Required work: Among the lines below, list those containing the string "Your".
=-=-=
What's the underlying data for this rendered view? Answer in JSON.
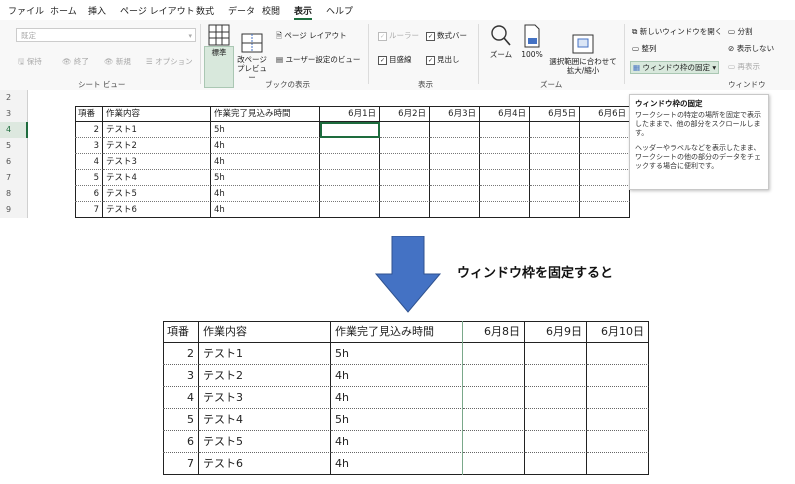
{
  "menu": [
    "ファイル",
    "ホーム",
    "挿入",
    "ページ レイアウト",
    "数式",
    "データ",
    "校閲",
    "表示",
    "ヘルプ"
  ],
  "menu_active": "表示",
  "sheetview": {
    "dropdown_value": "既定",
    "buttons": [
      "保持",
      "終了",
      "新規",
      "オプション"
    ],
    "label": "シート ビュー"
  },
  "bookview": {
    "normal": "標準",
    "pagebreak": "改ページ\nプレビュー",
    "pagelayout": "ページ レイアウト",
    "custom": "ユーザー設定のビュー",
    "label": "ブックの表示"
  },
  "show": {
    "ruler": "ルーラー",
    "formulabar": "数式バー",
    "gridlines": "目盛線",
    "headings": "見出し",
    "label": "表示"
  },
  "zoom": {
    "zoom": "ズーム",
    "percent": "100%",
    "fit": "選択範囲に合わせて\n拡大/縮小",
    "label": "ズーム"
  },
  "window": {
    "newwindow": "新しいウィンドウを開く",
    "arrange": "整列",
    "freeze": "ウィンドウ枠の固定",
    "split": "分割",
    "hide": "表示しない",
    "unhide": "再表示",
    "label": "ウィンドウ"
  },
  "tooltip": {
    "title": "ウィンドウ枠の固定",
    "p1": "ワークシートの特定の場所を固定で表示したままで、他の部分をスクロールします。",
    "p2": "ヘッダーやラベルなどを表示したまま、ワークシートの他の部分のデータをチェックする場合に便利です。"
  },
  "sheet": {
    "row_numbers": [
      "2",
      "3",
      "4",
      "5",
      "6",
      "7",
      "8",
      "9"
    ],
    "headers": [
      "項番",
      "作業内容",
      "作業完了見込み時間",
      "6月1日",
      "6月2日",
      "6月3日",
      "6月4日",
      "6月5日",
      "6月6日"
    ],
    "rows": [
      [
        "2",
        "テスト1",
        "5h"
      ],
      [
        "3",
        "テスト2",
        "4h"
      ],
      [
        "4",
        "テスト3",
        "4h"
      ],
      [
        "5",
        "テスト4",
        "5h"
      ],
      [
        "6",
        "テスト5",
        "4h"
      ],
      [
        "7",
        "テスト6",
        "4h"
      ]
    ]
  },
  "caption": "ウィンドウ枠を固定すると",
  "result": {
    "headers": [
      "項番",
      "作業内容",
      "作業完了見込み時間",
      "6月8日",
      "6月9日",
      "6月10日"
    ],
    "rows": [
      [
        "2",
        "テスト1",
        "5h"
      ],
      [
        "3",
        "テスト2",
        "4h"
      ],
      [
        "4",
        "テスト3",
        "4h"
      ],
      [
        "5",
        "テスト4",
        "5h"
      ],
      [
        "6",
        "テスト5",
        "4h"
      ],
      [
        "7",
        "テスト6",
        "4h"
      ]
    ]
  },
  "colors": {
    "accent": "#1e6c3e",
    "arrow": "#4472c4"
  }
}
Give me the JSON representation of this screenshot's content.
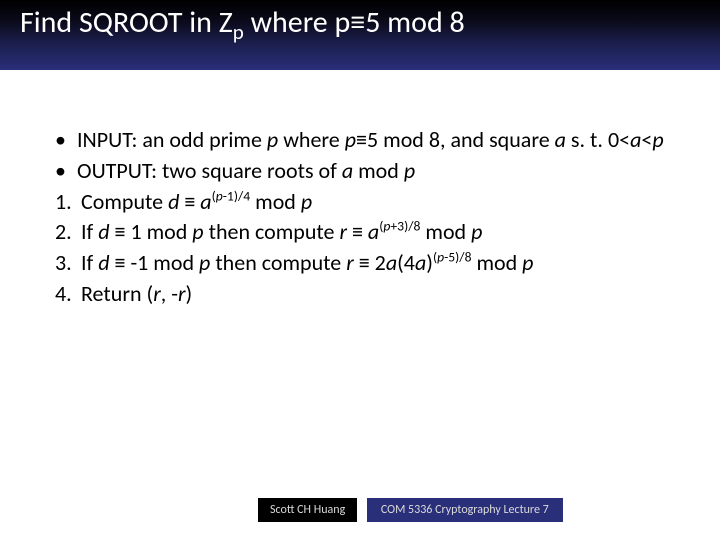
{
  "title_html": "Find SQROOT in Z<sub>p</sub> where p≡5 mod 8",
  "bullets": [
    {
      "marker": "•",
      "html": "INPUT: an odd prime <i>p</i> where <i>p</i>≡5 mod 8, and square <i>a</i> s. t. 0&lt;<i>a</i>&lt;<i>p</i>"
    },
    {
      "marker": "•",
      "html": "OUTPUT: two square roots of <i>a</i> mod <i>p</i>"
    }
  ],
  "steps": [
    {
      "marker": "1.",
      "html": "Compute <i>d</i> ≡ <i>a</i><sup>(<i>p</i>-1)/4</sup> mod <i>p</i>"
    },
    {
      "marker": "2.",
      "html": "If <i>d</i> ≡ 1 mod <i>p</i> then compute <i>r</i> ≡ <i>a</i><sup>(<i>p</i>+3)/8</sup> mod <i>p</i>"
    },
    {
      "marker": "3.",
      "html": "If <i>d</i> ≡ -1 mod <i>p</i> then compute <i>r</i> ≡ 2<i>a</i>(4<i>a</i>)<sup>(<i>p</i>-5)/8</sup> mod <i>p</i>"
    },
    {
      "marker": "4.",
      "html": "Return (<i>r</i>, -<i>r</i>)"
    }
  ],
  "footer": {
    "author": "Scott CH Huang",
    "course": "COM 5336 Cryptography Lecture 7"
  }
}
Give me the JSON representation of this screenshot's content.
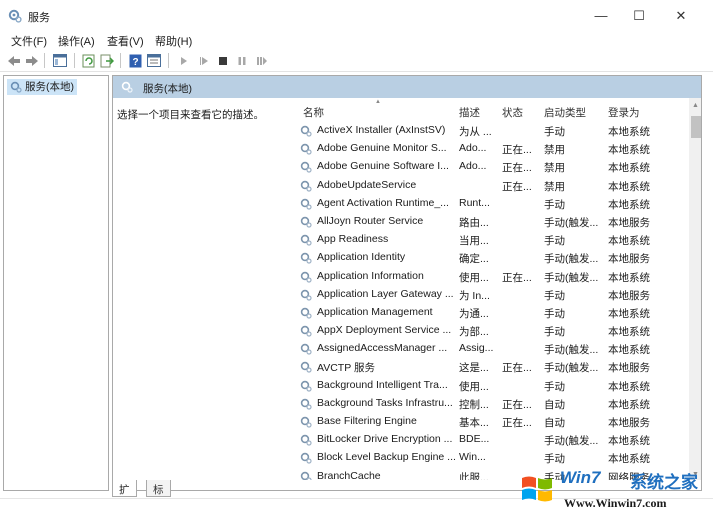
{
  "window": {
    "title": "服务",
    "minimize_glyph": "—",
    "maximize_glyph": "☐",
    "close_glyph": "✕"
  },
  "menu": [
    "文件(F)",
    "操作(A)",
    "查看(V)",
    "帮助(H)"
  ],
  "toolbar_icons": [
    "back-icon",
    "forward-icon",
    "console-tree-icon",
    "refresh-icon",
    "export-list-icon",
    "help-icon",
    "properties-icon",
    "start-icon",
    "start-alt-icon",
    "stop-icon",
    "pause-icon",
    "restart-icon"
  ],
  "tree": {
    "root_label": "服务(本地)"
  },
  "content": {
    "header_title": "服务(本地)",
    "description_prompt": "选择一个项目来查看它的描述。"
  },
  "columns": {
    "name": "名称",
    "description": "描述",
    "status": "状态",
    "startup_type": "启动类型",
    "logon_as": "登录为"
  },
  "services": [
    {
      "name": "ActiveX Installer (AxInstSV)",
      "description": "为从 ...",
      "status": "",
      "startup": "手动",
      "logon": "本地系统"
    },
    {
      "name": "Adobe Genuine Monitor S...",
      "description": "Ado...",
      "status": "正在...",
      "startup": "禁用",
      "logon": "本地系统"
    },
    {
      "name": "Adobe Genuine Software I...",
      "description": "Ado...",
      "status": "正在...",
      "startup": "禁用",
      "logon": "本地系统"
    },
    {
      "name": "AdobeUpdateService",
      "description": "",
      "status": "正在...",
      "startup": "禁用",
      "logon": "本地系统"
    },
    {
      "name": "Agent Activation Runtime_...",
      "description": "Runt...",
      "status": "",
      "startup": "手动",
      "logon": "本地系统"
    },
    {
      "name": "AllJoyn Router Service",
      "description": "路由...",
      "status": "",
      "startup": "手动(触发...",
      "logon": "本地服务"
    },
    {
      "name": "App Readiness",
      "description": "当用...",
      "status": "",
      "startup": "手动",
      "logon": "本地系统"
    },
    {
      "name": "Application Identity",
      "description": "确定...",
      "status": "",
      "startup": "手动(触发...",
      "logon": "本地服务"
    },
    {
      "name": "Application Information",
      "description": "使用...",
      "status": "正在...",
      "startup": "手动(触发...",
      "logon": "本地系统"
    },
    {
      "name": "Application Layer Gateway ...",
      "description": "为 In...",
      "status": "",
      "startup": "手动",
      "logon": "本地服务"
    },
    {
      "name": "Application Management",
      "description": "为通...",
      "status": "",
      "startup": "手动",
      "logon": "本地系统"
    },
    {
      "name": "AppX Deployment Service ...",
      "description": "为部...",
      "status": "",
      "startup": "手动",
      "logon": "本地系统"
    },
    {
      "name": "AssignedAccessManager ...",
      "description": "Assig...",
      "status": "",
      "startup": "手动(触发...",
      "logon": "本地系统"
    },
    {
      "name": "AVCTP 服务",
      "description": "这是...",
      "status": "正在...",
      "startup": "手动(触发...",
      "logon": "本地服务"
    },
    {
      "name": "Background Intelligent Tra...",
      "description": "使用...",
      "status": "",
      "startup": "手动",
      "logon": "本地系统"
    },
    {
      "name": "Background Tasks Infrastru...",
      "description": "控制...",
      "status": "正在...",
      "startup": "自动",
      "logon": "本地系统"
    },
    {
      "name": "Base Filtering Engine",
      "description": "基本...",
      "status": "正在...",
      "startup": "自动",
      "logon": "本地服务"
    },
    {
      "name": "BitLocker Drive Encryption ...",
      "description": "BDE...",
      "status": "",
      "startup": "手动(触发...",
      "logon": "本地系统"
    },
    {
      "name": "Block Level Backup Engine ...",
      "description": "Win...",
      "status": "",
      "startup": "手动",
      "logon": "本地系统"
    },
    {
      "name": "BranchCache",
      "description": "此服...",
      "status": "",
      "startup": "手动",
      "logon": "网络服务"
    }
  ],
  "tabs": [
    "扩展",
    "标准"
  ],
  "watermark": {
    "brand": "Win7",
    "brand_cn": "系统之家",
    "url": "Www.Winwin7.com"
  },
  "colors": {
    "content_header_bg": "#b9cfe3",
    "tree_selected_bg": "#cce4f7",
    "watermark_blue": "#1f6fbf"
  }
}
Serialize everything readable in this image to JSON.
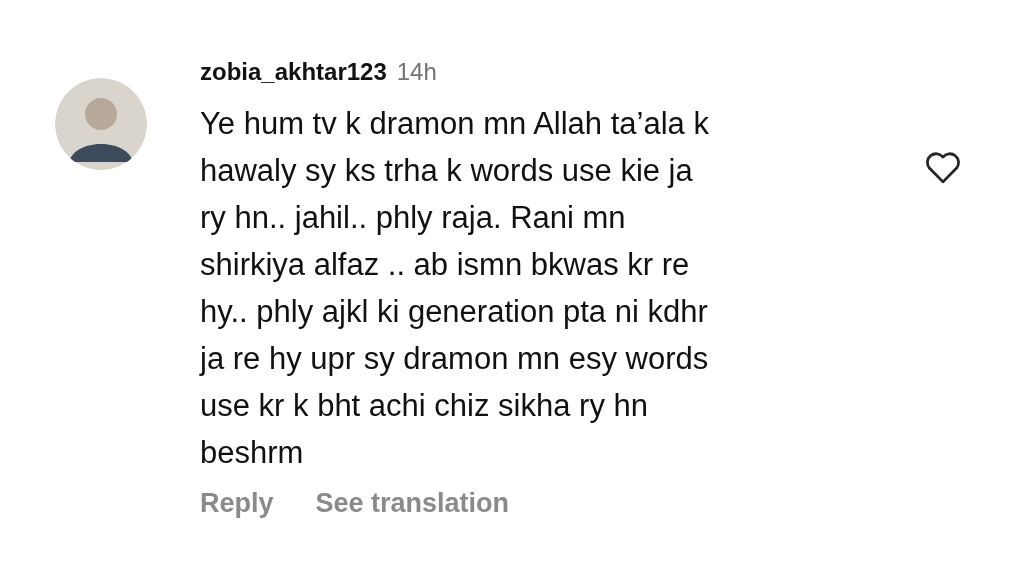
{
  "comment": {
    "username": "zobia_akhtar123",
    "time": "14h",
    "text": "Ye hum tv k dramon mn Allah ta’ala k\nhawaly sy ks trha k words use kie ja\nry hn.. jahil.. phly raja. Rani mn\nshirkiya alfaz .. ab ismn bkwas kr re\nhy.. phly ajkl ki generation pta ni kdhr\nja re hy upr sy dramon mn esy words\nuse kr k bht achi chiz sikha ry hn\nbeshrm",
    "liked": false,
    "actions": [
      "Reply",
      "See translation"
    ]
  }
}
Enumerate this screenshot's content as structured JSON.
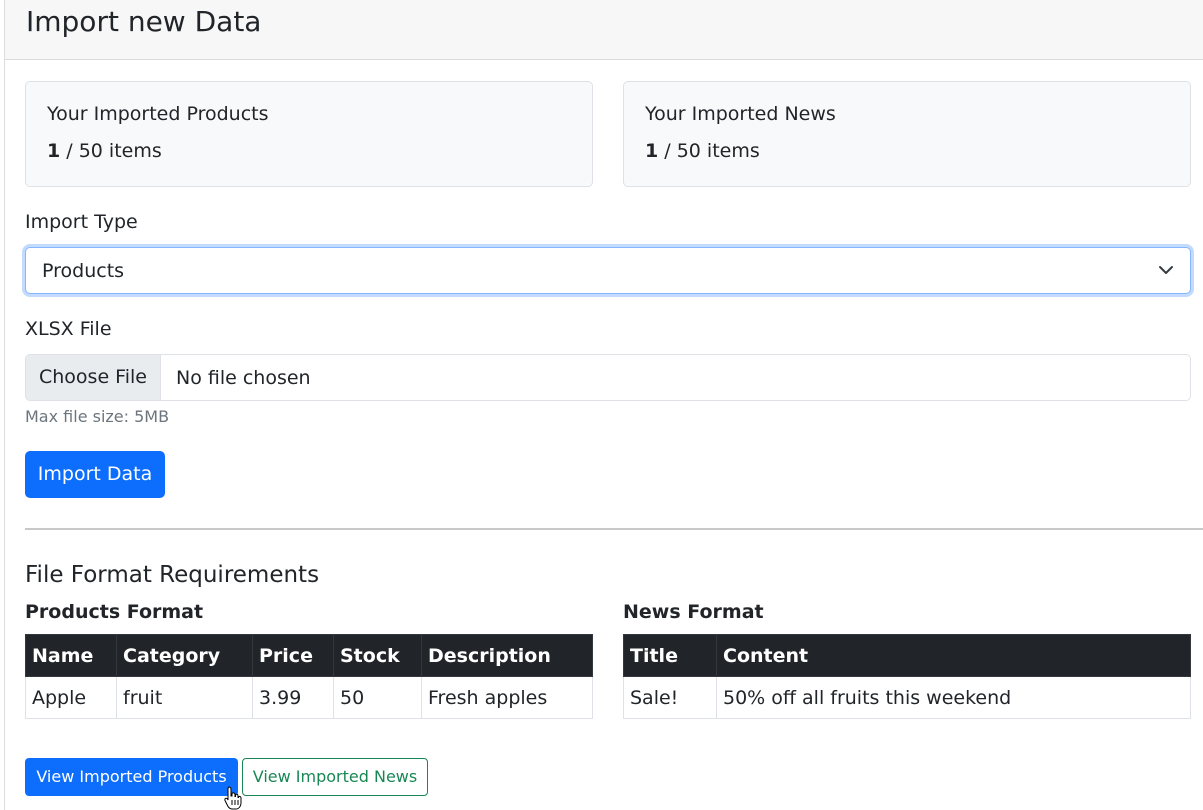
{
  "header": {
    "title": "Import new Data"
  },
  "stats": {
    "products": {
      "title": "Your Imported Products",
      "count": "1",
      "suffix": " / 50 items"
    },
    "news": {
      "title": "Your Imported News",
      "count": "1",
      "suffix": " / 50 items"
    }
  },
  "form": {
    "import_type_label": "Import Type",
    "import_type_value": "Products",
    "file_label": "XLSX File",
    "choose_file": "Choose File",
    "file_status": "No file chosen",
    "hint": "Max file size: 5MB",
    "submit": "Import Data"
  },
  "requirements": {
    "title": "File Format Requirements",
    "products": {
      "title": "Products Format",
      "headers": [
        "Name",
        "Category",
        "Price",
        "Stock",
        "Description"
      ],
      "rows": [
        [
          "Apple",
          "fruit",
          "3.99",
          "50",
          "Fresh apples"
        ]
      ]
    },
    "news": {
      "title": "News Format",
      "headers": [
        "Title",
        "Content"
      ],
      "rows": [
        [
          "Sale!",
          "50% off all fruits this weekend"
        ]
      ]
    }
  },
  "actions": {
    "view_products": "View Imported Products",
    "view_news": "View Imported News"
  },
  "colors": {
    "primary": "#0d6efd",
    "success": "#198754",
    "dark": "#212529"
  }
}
=-=-=
Task result:
      "title": "Your Imported Products",
      "title": "Your Imported News",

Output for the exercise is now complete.